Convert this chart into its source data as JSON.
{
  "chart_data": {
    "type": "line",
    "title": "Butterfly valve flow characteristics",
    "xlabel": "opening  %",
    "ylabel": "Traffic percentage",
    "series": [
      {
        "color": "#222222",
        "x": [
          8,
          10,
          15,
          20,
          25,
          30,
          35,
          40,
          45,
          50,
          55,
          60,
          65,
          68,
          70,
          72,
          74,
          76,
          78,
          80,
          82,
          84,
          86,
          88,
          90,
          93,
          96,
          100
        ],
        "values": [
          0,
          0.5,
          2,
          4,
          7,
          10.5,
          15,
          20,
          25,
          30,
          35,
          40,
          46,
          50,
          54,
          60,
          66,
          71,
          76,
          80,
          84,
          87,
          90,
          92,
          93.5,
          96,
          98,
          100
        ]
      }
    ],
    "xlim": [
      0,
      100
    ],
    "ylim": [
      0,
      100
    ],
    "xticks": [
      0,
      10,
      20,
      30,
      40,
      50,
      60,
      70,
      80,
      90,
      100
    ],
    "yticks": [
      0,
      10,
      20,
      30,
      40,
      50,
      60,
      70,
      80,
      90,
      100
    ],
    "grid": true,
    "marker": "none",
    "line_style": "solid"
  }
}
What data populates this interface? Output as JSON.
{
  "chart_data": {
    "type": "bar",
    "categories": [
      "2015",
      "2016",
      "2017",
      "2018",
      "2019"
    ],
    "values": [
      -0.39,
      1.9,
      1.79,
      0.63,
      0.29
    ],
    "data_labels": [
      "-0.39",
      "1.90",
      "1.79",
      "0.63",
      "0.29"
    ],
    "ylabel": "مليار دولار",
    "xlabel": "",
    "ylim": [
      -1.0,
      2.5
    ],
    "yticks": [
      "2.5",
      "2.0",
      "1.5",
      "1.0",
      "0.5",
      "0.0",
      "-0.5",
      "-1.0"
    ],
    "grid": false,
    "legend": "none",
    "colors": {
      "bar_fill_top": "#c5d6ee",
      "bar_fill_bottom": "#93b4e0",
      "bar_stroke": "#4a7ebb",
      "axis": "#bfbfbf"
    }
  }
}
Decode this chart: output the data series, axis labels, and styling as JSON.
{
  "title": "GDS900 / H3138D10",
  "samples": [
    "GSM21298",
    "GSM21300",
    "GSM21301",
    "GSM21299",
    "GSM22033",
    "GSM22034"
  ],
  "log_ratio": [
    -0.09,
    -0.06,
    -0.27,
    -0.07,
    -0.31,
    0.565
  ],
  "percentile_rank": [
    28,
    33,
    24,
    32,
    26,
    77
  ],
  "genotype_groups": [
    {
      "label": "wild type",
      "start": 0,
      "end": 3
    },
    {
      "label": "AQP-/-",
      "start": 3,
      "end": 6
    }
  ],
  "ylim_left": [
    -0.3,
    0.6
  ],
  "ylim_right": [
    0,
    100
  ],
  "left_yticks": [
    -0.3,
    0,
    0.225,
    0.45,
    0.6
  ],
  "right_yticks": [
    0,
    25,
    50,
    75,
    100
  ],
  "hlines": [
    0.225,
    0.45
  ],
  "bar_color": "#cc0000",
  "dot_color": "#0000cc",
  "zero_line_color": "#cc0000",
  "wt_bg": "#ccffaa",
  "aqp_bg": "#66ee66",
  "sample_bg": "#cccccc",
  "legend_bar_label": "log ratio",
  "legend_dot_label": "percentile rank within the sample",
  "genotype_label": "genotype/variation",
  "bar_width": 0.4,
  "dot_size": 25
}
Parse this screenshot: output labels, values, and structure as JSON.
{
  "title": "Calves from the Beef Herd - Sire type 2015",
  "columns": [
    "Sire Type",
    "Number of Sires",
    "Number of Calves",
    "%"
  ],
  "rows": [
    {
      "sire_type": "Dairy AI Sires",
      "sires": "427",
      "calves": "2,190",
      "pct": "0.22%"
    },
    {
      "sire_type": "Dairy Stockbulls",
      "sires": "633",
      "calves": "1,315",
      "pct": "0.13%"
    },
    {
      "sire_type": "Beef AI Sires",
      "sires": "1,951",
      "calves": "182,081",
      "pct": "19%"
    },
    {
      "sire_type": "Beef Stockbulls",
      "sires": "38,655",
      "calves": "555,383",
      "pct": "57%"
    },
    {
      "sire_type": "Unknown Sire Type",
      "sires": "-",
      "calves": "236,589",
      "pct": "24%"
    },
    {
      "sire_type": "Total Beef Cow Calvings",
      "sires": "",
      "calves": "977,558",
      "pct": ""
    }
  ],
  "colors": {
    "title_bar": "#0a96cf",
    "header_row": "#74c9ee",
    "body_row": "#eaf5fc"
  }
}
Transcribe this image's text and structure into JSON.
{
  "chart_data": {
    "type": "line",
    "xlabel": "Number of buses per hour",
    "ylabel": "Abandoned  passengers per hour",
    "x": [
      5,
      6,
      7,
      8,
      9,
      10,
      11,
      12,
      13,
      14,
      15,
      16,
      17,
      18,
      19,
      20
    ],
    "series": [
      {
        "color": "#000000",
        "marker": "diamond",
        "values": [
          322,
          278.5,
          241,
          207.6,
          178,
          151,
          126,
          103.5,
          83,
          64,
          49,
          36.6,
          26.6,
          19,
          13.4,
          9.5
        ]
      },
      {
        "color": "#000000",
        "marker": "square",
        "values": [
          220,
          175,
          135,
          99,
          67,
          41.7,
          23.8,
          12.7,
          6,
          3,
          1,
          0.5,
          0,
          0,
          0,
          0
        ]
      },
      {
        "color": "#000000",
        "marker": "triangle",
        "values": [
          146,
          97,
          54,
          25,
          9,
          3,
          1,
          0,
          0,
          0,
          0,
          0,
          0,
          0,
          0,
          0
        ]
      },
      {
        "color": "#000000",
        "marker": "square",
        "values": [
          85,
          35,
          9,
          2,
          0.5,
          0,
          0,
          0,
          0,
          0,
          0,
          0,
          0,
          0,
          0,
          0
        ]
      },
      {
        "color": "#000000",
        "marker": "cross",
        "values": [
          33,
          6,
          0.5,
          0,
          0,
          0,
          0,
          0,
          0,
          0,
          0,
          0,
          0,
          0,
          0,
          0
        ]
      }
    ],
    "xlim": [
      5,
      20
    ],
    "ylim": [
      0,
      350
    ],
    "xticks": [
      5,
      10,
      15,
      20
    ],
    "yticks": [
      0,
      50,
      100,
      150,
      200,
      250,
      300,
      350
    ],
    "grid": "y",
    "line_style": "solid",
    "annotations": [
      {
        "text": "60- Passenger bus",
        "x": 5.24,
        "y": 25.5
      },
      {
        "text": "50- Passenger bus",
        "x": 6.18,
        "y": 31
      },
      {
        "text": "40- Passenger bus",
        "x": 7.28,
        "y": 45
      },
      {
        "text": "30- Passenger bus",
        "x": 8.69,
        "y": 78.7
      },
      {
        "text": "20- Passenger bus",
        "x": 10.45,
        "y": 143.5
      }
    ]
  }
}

........

> _PROBLEM REQUIREMENTS_:
Extract all of the data above without altering anything.

> _EXERCISE SOLUTION_:
Convert this chart into its source data as JSON.
{
  "chart_data": {
    "type": "line",
    "title": "Butterfly valve flow characteristics",
    "xlabel": "opening  %",
    "ylabel": "Traffic percentage",
    "series": [
      {
        "color": "#222222",
        "x": [
          8,
          10,
          15,
          20,
          25,
          30,
          35,
          40,
          45,
          50,
          55,
          60,
          65,
          68,
          70,
          72,
          74,
          76,
          78,
          80,
          82,
          84,
          86,
          88,
          90,
          93,
          96,
          100
        ],
        "values": [
          0,
          0.5,
          2,
          4,
          7,
          10.5,
          15,
          20,
          25,
          30,
          35,
          40,
          46,
          50,
          54,
          60,
          66,
          71,
          76,
          80,
          84,
          87,
          90,
          92,
          93.5,
          96,
          98,
          100
        ]
      }
    ],
    "xlim": [
      0,
      100
    ],
    "ylim": [
      0,
      100
    ],
    "xticks": [
      0,
      10,
      20,
      30,
      40,
      50,
      60,
      70,
      80,
      90,
      100
    ],
    "yticks": [
      0,
      10,
      20,
      30,
      40,
      50,
      60,
      70,
      80,
      90,
      100
    ],
    "grid": true,
    "marker": "none",
    "line_style": "solid"
  }
}
What data populates this interface? Output as JSON.
{
  "chart_data": {
    "type": "bar",
    "categories": [
      "2015",
      "2016",
      "2017",
      "2018",
      "2019"
    ],
    "values": [
      -0.39,
      1.9,
      1.79,
      0.63,
      0.29
    ],
    "data_labels": [
      "-0.39",
      "1.90",
      "1.79",
      "0.63",
      "0.29"
    ],
    "ylabel": "مليار دولار",
    "xlabel": "",
    "ylim": [
      -1.0,
      2.5
    ],
    "yticks": [
      "2.5",
      "2.0",
      "1.5",
      "1.0",
      "0.5",
      "0.0",
      "-0.5",
      "-1.0"
    ],
    "grid": false,
    "legend": "none",
    "colors": {
      "bar_fill_top": "#c5d6ee",
      "bar_fill_bottom": "#93b4e0",
      "bar_stroke": "#4a7ebb",
      "axis": "#bfbfbf"
    }
  }
}
Decode this chart: output the data series, axis labels, and styling as JSON.
{
  "title": "GDS900 / H3138D10",
  "samples": [
    "GSM21298",
    "GSM21300",
    "GSM21301",
    "GSM21299",
    "GSM22033",
    "GSM22034"
  ],
  "log_ratio": [
    -0.09,
    -0.06,
    -0.27,
    -0.07,
    -0.31,
    0.565
  ],
  "percentile_rank": [
    28,
    33,
    24,
    32,
    26,
    77
  ],
  "genotype_groups": [
    {
      "label": "wild type",
      "start": 0,
      "end": 3
    },
    {
      "label": "AQP-/-",
      "start": 3,
      "end": 6
    }
  ],
  "ylim_left": [
    -0.3,
    0.6
  ],
  "ylim_right": [
    0,
    100
  ],
  "left_yticks": [
    -0.3,
    0,
    0.225,
    0.45,
    0.6
  ],
  "right_yticks": [
    0,
    25,
    50,
    75,
    100
  ],
  "hlines": [
    0.225,
    0.45
  ],
  "bar_color": "#cc0000",
  "dot_color": "#0000cc",
  "zero_line_color": "#cc0000",
  "wt_bg": "#ccffaa",
  "aqp_bg": "#66ee66",
  "sample_bg": "#cccccc",
  "legend_bar_label": "log ratio",
  "legend_dot_label": "percentile rank within the sample",
  "genotype_label": "genotype/variation",
  "bar_width": 0.4,
  "dot_size": 25
}
Parse this screenshot: output labels, values, and structure as JSON.
{
  "title": "Calves from the Beef Herd - Sire type 2015",
  "columns": [
    "Sire Type",
    "Number of Sires",
    "Number of Calves",
    "%"
  ],
  "rows": [
    {
      "sire_type": "Dairy AI Sires",
      "sires": "427",
      "calves": "2,190",
      "pct": "0.22%"
    },
    {
      "sire_type": "Dairy Stockbulls",
      "sires": "633",
      "calves": "1,315",
      "pct": "0.13%"
    },
    {
      "sire_type": "Beef AI Sires",
      "sires": "1,951",
      "calves": "182,081",
      "pct": "19%"
    },
    {
      "sire_type": "Beef Stockbulls",
      "sires": "38,655",
      "calves": "555,383",
      "pct": "57%"
    },
    {
      "sire_type": "Unknown Sire Type",
      "sires": "-",
      "calves": "236,589",
      "pct": "24%"
    },
    {
      "sire_type": "Total Beef Cow Calvings",
      "sires": "",
      "calves": "977,558",
      "pct": ""
    }
  ],
  "colors": {
    "title_bar": "#0a96cf",
    "header_row": "#74c9ee",
    "body_row": "#eaf5fc"
  }
}
Transcribe this image's text and structure into JSON.
{
  "chart_data": {
    "type": "line",
    "xlabel": "Number of buses per hour",
    "ylabel": "Abandoned  passengers per hour",
    "x": [
      5,
      6,
      7,
      8,
      9,
      10,
      11,
      12,
      13,
      14,
      15,
      16,
      17,
      18,
      19,
      20
    ],
    "series": [
      {
        "color": "#000000",
        "marker": "diamond",
        "values": [
          322,
          278.5,
          241,
          207.6,
          178,
          151,
          126,
          103.5,
          83,
          64,
          49,
          36.6,
          26.6,
          19,
          13.4,
          9.5
        ]
      },
      {
        "color": "#000000",
        "marker": "square",
        "values": [
          220,
          175,
          135,
          99,
          67,
          41.7,
          23.8,
          12.7,
          6,
          3,
          1,
          0.5,
          0,
          0,
          0,
          0
        ]
      },
      {
        "color": "#000000",
        "marker": "triangle",
        "values": [
          146,
          97,
          54,
          25,
          9,
          3,
          1,
          0,
          0,
          0,
          0,
          0,
          0,
          0,
          0,
          0
        ]
      },
      {
        "color": "#000000",
        "marker": "square",
        "values": [
          85,
          35,
          9,
          2,
          0.5,
          0,
          0,
          0,
          0,
          0,
          0,
          0,
          0,
          0,
          0,
          0
        ]
      },
      {
        "color": "#000000",
        "marker": "cross",
        "values": [
          33,
          6,
          0.5,
          0,
          0,
          0,
          0,
          0,
          0,
          0,
          0,
          0,
          0,
          0,
          0,
          0
        ]
      }
    ],
    "xlim": [
      5,
      20
    ],
    "ylim": [
      0,
      350
    ],
    "xticks": [
      5,
      10,
      15,
      20
    ],
    "yticks": [
      0,
      50,
      100,
      150,
      200,
      250,
      300,
      350
    ],
    "grid": "y",
    "line_style": "solid",
    "annotations": [
      {
        "text": "60- Passenger bus",
        "x": 5.24,
        "y": 25.5
      },
      {
        "text": "50- Passenger bus",
        "x": 6.18,
        "y": 31
      },
      {
        "text": "40- Passenger bus",
        "x": 7.28,
        "y": 45
      },
      {
        "text": "30- Passenger bus",
        "x": 8.69,
        "y": 78.7
      },
      {
        "text": "20- Passenger bus",
        "x": 10.45,
        "y": 143.5
      }
    ]
  }
}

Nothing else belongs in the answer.